# START OF Data excerpts

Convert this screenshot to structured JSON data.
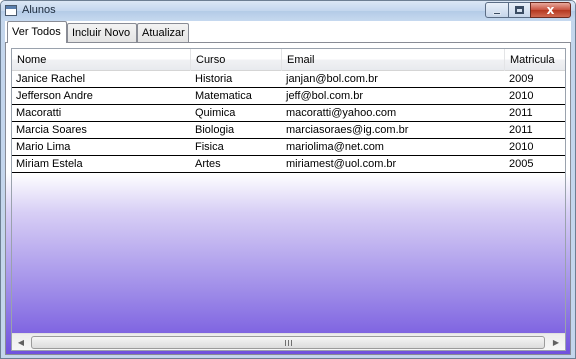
{
  "window": {
    "title": "Alunos",
    "close_glyph": "x"
  },
  "tabs": [
    {
      "label": "Ver Todos",
      "selected": true
    },
    {
      "label": "Incluir Novo",
      "selected": false
    },
    {
      "label": "Atualizar",
      "selected": false
    }
  ],
  "grid": {
    "columns": [
      "Nome",
      "Curso",
      "Email",
      "Matricula"
    ],
    "rows": [
      {
        "nome": "Janice Rachel",
        "curso": "Historia",
        "email": "janjan@bol.com.br",
        "matricula": "2009"
      },
      {
        "nome": "Jefferson Andre",
        "curso": "Matematica",
        "email": "jeff@bol.com.br",
        "matricula": "2010"
      },
      {
        "nome": "Macoratti",
        "curso": "Quimica",
        "email": "macoratti@yahoo.com",
        "matricula": "2011"
      },
      {
        "nome": "Marcia Soares",
        "curso": "Biologia",
        "email": "marciasoraes@ig.com.br",
        "matricula": "2011"
      },
      {
        "nome": "Mario Lima",
        "curso": "Fisica",
        "email": "mariolima@net.com",
        "matricula": "2010"
      },
      {
        "nome": "Miriam Estela",
        "curso": "Artes",
        "email": "miriamest@uol.com.br",
        "matricula": "2005"
      }
    ]
  },
  "scrollbar": {
    "left_arrow_glyph": "◀",
    "right_arrow_glyph": "▶"
  },
  "icons": {
    "app": "window-app-icon",
    "minimize": "minimize-icon",
    "maximize": "maximize-icon",
    "close": "close-icon"
  },
  "colors": {
    "gradient_bottom": "#6f50dd",
    "close_button": "#c7523f"
  }
}
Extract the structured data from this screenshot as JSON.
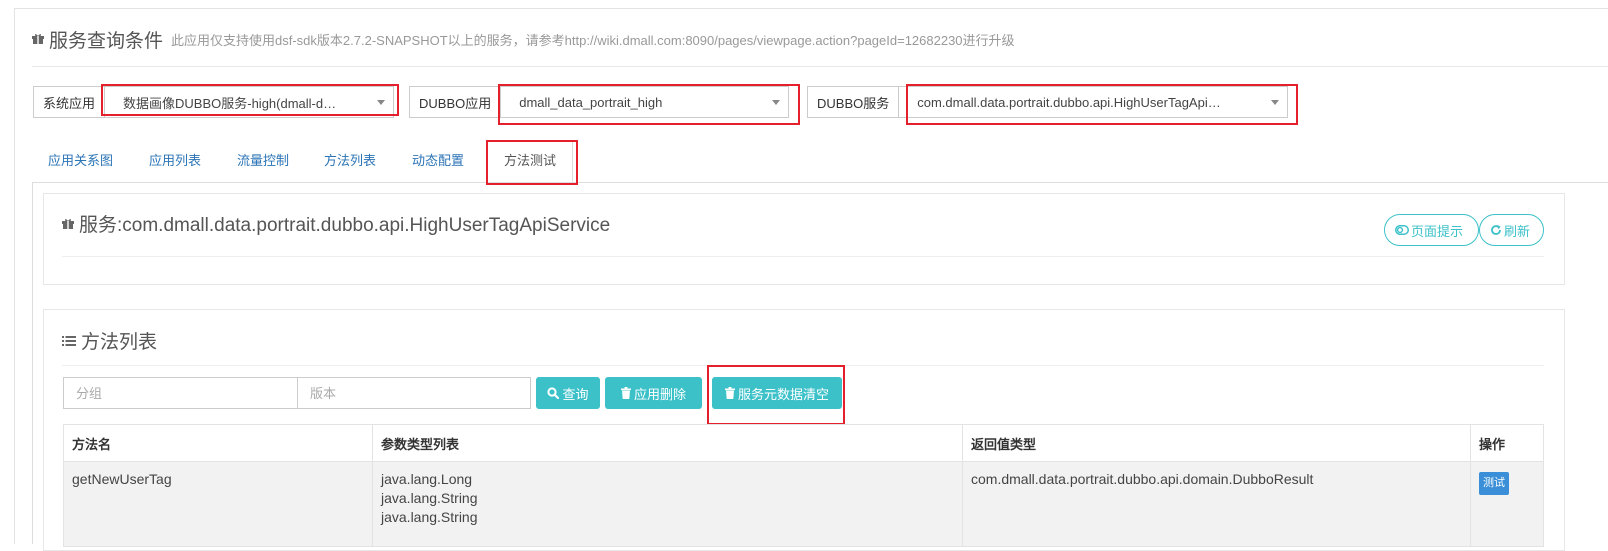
{
  "header": {
    "title": "服务查询条件",
    "note": "此应用仅支持使用dsf-sdk版本2.7.2-SNAPSHOT以上的服务，请参考http://wiki.dmall.com:8090/pages/viewpage.action?pageId=12682230进行升级"
  },
  "selectors": [
    {
      "label": "系统应用",
      "value": "数据画像DUBBO服务-high(dmall-d…"
    },
    {
      "label": "DUBBO应用",
      "value": "dmall_data_portrait_high"
    },
    {
      "label": "DUBBO服务",
      "value": "com.dmall.data.portrait.dubbo.api.HighUserTagApi…"
    }
  ],
  "tabs": [
    "应用关系图",
    "应用列表",
    "流量控制",
    "方法列表",
    "动态配置",
    "方法测试"
  ],
  "active_tab": "方法测试",
  "service_panel": {
    "title": "服务:com.dmall.data.portrait.dubbo.api.HighUserTagApiService",
    "hint_button": "页面提示",
    "refresh_button": "刷新"
  },
  "method_panel": {
    "title": "方法列表",
    "group_placeholder": "分组",
    "version_placeholder": "版本",
    "query_button": "查询",
    "delete_button": "应用删除",
    "clear_button": "服务元数据清空"
  },
  "table": {
    "headers": [
      "方法名",
      "参数类型列表",
      "返回值类型",
      "操作"
    ],
    "rows": [
      {
        "method": "getNewUserTag",
        "params": [
          "java.lang.Long",
          "java.lang.String",
          "java.lang.String"
        ],
        "return_type": "com.dmall.data.portrait.dubbo.api.domain.DubboResult",
        "action": "测试"
      }
    ]
  },
  "colors": {
    "accent": "#3cc1c9",
    "link": "#2b74b6",
    "highlight": "#e3202b",
    "badge": "#3a8fd8"
  }
}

# END OF Data excerpts

◆ Your objective ◆
Report how many lines of the records above contain the word "lang", giving only the number.

◆ Answer to the problem ◆
3